Quote every line below exactly and skip any picture.

(Collected data entries)
····················

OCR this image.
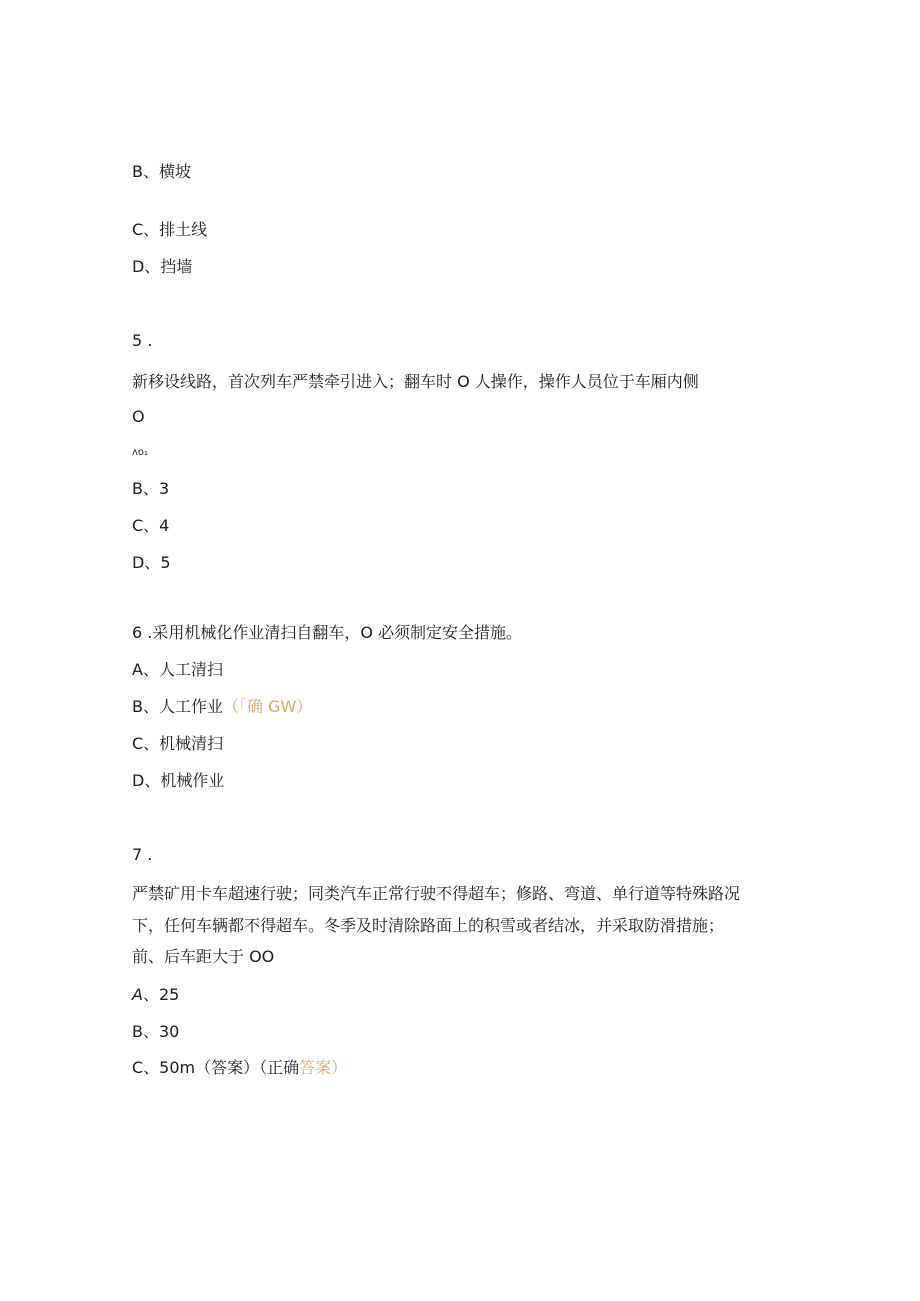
B、横坡
C、排土线
D、挡墙
5 .
新移设线路，首次列车严禁牵引进入；翻车时 O 人操作，操作人员位于车厢内侧
O
ʌo₁
B、3
C、4
D、5
6 .采用机械化作业清扫自翻车，O 必须制定安全措施。
A、人工清扫
B、人工作业（「确 GW）
C、机械清扫
D、机械作业
7 .
严禁矿用卡车超速行驶；同类汽车正常行驶不得超车；修路、弯道、单行道等特殊路况
下，任何车辆都不得超车。冬季及时清除路面上的积雪或者结冰，并采取防滑措施；
前、后车距大于 OO
A、25
B、30
C、50m（答案）（正确答案）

····················

Task output:
OCR this image.
B、横坡
C、排土线
D、挡墙
5 .
新移设线路，首次列车严禁牵引进入；翻车时 O 人操作，操作人员位于车厢内侧
O
ʌo₁
B、3
C、4
D、5
6 .采用机械化作业清扫自翻车，O 必须制定安全措施。
A、人工清扫
B、人工作业（「确 GW）
C、机械清扫
D、机械作业
7 .
严禁矿用卡车超速行驶；同类汽车正常行驶不得超车；修路、弯道、单行道等特殊路况
下，任何车辆都不得超车。冬季及时清除路面上的积雪或者结冰，并采取防滑措施；
前、后车距大于 OO
A、25
B、30
C、50m（答案）（正确答案）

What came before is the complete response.